## Stated goal
Give only the number of lines in the listing below where the string "others" occurs.

- - - -

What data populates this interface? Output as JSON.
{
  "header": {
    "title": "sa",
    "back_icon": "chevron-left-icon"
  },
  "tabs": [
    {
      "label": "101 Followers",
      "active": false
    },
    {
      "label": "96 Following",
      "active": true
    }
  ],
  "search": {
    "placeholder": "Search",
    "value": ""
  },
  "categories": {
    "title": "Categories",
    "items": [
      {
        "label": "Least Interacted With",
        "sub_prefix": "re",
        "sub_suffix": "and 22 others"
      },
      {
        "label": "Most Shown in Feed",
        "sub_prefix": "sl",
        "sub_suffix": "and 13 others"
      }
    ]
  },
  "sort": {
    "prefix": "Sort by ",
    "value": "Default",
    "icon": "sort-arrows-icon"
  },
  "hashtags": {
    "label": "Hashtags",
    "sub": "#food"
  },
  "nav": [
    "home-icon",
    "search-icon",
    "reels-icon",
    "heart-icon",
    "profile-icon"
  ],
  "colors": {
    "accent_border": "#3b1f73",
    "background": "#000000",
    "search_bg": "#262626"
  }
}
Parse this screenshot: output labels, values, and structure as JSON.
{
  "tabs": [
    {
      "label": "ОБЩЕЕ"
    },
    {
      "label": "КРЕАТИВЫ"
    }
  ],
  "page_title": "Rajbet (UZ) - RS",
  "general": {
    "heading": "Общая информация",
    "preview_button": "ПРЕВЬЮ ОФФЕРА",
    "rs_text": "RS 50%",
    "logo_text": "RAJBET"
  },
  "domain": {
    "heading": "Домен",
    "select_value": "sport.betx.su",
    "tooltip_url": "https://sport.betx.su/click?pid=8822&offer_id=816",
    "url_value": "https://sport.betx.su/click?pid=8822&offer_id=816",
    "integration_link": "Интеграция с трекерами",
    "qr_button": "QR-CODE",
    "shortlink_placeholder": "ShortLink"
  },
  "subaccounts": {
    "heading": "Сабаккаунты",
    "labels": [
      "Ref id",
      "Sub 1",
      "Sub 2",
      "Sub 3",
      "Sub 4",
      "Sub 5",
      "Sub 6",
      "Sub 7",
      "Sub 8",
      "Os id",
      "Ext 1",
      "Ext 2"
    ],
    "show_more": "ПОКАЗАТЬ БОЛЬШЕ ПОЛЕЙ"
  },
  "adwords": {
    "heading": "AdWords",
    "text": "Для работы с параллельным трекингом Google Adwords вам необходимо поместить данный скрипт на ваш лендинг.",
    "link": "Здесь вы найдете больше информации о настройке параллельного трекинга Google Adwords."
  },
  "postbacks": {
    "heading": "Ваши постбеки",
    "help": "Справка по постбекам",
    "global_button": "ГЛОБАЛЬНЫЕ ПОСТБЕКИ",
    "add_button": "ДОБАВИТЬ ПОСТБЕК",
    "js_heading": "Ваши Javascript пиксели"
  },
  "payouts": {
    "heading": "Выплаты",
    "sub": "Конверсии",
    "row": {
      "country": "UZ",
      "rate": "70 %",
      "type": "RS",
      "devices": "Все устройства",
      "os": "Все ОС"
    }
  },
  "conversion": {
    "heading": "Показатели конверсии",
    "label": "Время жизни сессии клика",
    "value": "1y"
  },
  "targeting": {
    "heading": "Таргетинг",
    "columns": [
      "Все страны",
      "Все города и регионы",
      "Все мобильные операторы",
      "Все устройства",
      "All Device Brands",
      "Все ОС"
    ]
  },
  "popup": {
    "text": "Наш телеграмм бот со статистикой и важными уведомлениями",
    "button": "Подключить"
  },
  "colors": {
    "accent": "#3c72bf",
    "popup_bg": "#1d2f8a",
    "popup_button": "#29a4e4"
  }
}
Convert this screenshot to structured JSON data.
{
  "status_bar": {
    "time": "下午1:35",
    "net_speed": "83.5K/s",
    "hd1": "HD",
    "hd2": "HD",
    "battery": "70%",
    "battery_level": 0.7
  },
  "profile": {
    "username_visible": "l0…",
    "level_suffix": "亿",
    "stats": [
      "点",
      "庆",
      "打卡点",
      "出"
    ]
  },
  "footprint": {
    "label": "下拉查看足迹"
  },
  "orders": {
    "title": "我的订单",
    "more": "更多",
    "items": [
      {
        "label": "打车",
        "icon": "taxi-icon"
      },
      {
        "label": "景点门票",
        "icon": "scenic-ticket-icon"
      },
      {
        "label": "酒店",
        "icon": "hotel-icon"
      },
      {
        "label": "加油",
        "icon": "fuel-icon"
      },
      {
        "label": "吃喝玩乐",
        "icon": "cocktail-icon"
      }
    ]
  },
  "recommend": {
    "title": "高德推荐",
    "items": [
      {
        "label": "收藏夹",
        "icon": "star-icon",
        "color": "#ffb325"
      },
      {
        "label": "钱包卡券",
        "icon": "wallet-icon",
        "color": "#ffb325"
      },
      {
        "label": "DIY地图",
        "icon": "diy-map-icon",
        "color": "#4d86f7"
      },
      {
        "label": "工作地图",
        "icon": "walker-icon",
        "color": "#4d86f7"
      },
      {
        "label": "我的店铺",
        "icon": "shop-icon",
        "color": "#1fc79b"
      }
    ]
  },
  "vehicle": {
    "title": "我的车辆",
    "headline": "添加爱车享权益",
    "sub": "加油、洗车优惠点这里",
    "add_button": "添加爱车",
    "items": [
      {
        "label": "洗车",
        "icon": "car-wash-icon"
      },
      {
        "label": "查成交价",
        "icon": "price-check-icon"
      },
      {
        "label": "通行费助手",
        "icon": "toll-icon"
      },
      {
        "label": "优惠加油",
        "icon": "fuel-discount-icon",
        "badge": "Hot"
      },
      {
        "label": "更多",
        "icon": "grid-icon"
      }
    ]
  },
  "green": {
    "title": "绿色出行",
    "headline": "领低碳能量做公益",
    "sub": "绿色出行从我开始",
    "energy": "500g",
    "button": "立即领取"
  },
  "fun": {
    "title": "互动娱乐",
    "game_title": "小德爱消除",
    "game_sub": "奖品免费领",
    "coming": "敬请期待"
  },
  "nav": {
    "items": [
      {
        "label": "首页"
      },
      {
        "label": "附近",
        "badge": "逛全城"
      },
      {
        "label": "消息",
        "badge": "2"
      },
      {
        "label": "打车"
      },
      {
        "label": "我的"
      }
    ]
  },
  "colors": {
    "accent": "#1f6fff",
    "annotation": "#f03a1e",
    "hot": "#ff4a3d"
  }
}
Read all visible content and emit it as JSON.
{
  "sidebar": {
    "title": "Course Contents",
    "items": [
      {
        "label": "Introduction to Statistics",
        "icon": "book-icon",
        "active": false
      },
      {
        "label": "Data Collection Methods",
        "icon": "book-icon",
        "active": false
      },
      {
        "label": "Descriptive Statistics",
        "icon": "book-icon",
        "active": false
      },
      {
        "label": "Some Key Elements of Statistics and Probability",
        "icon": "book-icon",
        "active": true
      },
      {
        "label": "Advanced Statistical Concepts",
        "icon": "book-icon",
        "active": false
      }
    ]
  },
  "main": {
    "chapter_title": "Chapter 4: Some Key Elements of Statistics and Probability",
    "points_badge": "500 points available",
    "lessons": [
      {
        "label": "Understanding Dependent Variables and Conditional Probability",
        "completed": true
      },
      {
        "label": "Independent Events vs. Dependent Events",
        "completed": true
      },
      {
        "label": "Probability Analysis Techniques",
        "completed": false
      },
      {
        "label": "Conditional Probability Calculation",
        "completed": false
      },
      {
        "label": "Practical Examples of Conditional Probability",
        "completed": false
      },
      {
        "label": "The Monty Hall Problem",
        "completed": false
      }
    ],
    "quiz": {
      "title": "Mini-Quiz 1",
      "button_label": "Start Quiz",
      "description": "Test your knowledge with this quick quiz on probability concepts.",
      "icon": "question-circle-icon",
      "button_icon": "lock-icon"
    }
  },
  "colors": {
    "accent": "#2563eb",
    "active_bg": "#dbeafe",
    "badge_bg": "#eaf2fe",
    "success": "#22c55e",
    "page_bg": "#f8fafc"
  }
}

- - - -

## The reply
2